> [Exercise input]
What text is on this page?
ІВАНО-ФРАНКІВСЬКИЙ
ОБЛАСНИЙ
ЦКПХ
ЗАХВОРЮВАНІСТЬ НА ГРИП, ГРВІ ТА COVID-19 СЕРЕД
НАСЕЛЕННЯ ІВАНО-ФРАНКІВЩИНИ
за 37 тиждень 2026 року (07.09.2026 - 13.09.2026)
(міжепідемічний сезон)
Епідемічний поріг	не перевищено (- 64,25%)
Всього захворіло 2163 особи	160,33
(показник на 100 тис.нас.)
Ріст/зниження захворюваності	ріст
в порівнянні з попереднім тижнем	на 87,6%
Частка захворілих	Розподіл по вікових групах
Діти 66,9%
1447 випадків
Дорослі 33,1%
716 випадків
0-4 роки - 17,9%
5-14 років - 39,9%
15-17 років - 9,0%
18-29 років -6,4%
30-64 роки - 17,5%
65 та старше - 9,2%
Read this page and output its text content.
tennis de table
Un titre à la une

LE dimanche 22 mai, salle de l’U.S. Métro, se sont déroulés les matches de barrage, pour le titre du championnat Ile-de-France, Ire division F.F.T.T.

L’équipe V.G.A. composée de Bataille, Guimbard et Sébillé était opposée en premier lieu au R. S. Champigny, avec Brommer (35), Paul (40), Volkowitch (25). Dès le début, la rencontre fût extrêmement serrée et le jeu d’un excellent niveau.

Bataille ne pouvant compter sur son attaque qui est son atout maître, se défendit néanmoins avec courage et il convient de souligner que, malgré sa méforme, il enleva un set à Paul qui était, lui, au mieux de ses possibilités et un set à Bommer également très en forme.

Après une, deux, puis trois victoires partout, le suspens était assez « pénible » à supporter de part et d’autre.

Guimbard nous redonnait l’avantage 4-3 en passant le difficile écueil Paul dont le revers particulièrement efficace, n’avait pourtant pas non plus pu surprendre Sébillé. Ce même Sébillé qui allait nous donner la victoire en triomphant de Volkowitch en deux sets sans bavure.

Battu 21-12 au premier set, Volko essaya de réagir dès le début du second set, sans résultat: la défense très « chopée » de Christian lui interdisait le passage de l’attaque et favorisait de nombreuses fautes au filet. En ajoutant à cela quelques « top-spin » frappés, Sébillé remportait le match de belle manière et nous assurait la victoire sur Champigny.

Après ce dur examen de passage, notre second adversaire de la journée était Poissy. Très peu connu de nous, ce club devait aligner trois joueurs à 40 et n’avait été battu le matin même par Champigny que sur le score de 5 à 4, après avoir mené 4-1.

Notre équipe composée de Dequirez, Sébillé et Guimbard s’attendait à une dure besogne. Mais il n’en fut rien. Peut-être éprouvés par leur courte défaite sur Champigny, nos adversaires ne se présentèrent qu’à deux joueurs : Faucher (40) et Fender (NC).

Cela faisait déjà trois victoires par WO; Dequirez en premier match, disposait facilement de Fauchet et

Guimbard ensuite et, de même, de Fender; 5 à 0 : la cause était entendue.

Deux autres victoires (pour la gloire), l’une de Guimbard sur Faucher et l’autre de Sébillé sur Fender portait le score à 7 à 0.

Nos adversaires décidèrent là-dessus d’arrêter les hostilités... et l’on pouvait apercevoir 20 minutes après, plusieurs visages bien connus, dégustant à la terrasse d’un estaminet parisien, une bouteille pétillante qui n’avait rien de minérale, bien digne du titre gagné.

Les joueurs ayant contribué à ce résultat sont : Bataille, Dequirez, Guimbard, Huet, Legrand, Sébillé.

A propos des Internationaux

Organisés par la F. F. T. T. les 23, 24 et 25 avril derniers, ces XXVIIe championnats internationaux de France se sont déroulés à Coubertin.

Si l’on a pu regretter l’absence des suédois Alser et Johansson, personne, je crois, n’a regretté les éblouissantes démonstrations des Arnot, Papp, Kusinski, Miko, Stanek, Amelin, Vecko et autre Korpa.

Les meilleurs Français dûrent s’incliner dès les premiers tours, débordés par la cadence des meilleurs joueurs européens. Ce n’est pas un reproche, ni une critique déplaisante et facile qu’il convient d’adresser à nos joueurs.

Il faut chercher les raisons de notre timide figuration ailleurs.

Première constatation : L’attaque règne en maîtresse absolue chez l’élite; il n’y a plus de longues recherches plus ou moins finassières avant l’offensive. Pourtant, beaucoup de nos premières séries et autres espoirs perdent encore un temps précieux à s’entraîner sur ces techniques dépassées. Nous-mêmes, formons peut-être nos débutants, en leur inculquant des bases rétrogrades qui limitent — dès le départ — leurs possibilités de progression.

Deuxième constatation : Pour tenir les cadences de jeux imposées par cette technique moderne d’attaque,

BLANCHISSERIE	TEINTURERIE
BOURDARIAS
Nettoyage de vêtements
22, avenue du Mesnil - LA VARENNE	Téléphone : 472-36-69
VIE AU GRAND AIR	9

> [What you need to do]
Please repeat all the records above exactly as they appear.

> [Output for this exercise]
What text is on this page?
ІВАНО-ФРАНКІВСЬКИЙ
ОБЛАСНИЙ
ЦКПХ
ЗАХВОРЮВАНІСТЬ НА ГРИП, ГРВІ ТА COVID-19 СЕРЕД
НАСЕЛЕННЯ ІВАНО-ФРАНКІВЩИНИ
за 37 тиждень 2026 року (07.09.2026 - 13.09.2026)
(міжепідемічний сезон)
Епідемічний поріг	не перевищено (- 64,25%)
Всього захворіло 2163 особи	160,33
(показник на 100 тис.нас.)
Ріст/зниження захворюваності	ріст
в порівнянні з попереднім тижнем	на 87,6%
Частка захворілих	Розподіл по вікових групах
Діти 66,9%
1447 випадків
Дорослі 33,1%
716 випадків
0-4 роки - 17,9%
5-14 років - 39,9%
15-17 років - 9,0%
18-29 років -6,4%
30-64 роки - 17,5%
65 та старше - 9,2%
Read this page and output its text content.
tennis de table
Un titre à la une

LE dimanche 22 mai, salle de l’U.S. Métro, se sont déroulés les matches de barrage, pour le titre du championnat Ile-de-France, Ire division F.F.T.T.

L’équipe V.G.A. composée de Bataille, Guimbard et Sébillé était opposée en premier lieu au R. S. Champigny, avec Brommer (35), Paul (40), Volkowitch (25). Dès le début, la rencontre fût extrêmement serrée et le jeu d’un excellent niveau.

Bataille ne pouvant compter sur son attaque qui est son atout maître, se défendit néanmoins avec courage et il convient de souligner que, malgré sa méforme, il enleva un set à Paul qui était, lui, au mieux de ses possibilités et un set à Bommer également très en forme.

Après une, deux, puis trois victoires partout, le suspens était assez « pénible » à supporter de part et d’autre.

Guimbard nous redonnait l’avantage 4-3 en passant le difficile écueil Paul dont le revers particulièrement efficace, n’avait pourtant pas non plus pu surprendre Sébillé. Ce même Sébillé qui allait nous donner la victoire en triomphant de Volkowitch en deux sets sans bavure.

Battu 21-12 au premier set, Volko essaya de réagir dès le début du second set, sans résultat: la défense très « chopée » de Christian lui interdisait le passage de l’attaque et favorisait de nombreuses fautes au filet. En ajoutant à cela quelques « top-spin » frappés, Sébillé remportait le match de belle manière et nous assurait la victoire sur Champigny.

Après ce dur examen de passage, notre second adversaire de la journée était Poissy. Très peu connu de nous, ce club devait aligner trois joueurs à 40 et n’avait été battu le matin même par Champigny que sur le score de 5 à 4, après avoir mené 4-1.

Notre équipe composée de Dequirez, Sébillé et Guimbard s’attendait à une dure besogne. Mais il n’en fut rien. Peut-être éprouvés par leur courte défaite sur Champigny, nos adversaires ne se présentèrent qu’à deux joueurs : Faucher (40) et Fender (NC).

Cela faisait déjà trois victoires par WO; Dequirez en premier match, disposait facilement de Fauchet et

Guimbard ensuite et, de même, de Fender; 5 à 0 : la cause était entendue.

Deux autres victoires (pour la gloire), l’une de Guimbard sur Faucher et l’autre de Sébillé sur Fender portait le score à 7 à 0.

Nos adversaires décidèrent là-dessus d’arrêter les hostilités... et l’on pouvait apercevoir 20 minutes après, plusieurs visages bien connus, dégustant à la terrasse d’un estaminet parisien, une bouteille pétillante qui n’avait rien de minérale, bien digne du titre gagné.

Les joueurs ayant contribué à ce résultat sont : Bataille, Dequirez, Guimbard, Huet, Legrand, Sébillé.

A propos des Internationaux

Organisés par la F. F. T. T. les 23, 24 et 25 avril derniers, ces XXVIIe championnats internationaux de France se sont déroulés à Coubertin.

Si l’on a pu regretter l’absence des suédois Alser et Johansson, personne, je crois, n’a regretté les éblouissantes démonstrations des Arnot, Papp, Kusinski, Miko, Stanek, Amelin, Vecko et autre Korpa.

Les meilleurs Français dûrent s’incliner dès les premiers tours, débordés par la cadence des meilleurs joueurs européens. Ce n’est pas un reproche, ni une critique déplaisante et facile qu’il convient d’adresser à nos joueurs.

Il faut chercher les raisons de notre timide figuration ailleurs.

Première constatation : L’attaque règne en maîtresse absolue chez l’élite; il n’y a plus de longues recherches plus ou moins finassières avant l’offensive. Pourtant, beaucoup de nos premières séries et autres espoirs perdent encore un temps précieux à s’entraîner sur ces techniques dépassées. Nous-mêmes, formons peut-être nos débutants, en leur inculquant des bases rétrogrades qui limitent — dès le départ — leurs possibilités de progression.

Deuxième constatation : Pour tenir les cadences de jeux imposées par cette technique moderne d’attaque,

BLANCHISSERIE	TEINTURERIE
BOURDARIAS
Nettoyage de vêtements
22, avenue du Mesnil - LA VARENNE	Téléphone : 472-36-69
VIE AU GRAND AIR	9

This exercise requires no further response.